Omit the pictures, then reproduce every remaining record exactly.

★ ★ ★

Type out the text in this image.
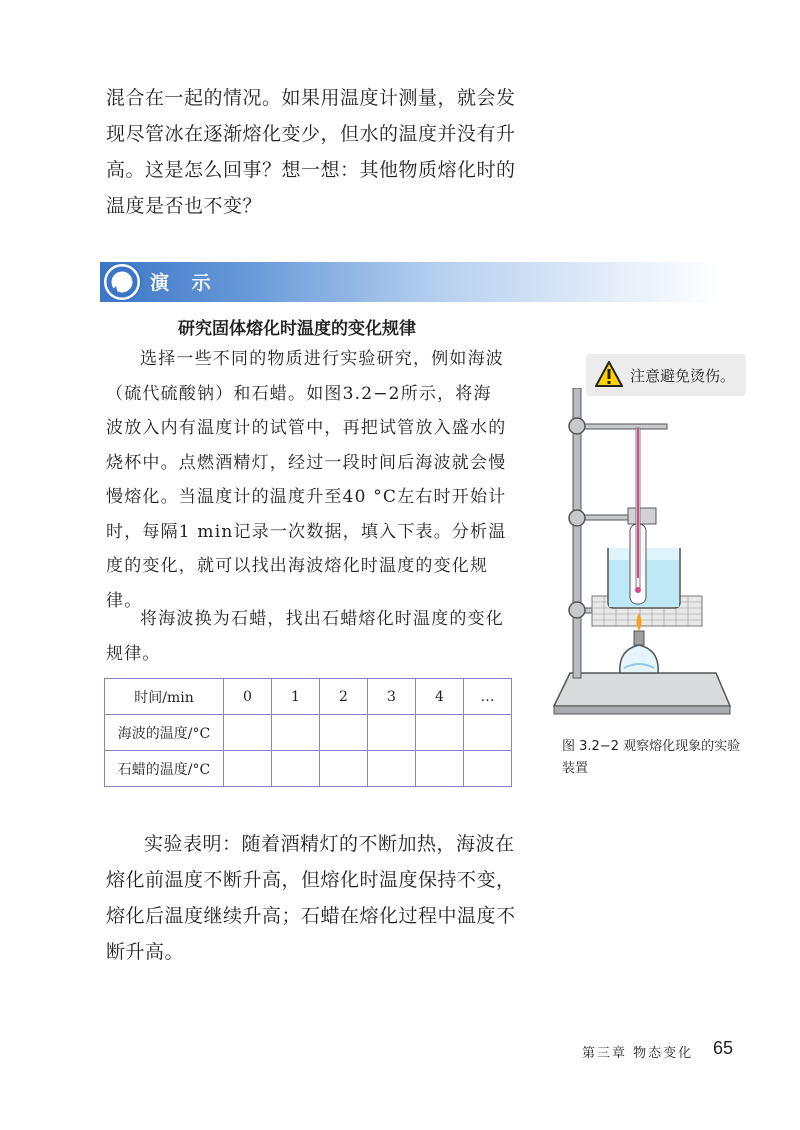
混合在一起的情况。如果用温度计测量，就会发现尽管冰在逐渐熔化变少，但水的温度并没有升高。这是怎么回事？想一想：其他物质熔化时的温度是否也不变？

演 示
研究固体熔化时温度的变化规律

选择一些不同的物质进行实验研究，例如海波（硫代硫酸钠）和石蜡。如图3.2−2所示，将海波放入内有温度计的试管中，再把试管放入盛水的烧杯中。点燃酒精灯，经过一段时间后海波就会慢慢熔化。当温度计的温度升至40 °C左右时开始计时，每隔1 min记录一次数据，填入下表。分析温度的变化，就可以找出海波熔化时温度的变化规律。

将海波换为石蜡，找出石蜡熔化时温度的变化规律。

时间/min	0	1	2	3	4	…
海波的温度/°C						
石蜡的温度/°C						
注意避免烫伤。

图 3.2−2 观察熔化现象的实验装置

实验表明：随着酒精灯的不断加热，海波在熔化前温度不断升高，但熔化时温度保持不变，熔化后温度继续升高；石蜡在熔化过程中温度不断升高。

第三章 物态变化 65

★ ★ ★

:: RESULT OF THE TASK ::
Type out the text in this image.
混合在一起的情况。如果用温度计测量，就会发现尽管冰在逐渐熔化变少，但水的温度并没有升高。这是怎么回事？想一想：其他物质熔化时的温度是否也不变？

演 示
研究固体熔化时温度的变化规律

选择一些不同的物质进行实验研究，例如海波（硫代硫酸钠）和石蜡。如图3.2−2所示，将海波放入内有温度计的试管中，再把试管放入盛水的烧杯中。点燃酒精灯，经过一段时间后海波就会慢慢熔化。当温度计的温度升至40 °C左右时开始计时，每隔1 min记录一次数据，填入下表。分析温度的变化，就可以找出海波熔化时温度的变化规律。

将海波换为石蜡，找出石蜡熔化时温度的变化规律。

时间/min	0	1	2	3	4	…
海波的温度/°C						
石蜡的温度/°C						
注意避免烫伤。

图 3.2−2 观察熔化现象的实验装置

实验表明：随着酒精灯的不断加热，海波在熔化前温度不断升高，但熔化时温度保持不变，熔化后温度继续升高；石蜡在熔化过程中温度不断升高。

第三章 物态变化 65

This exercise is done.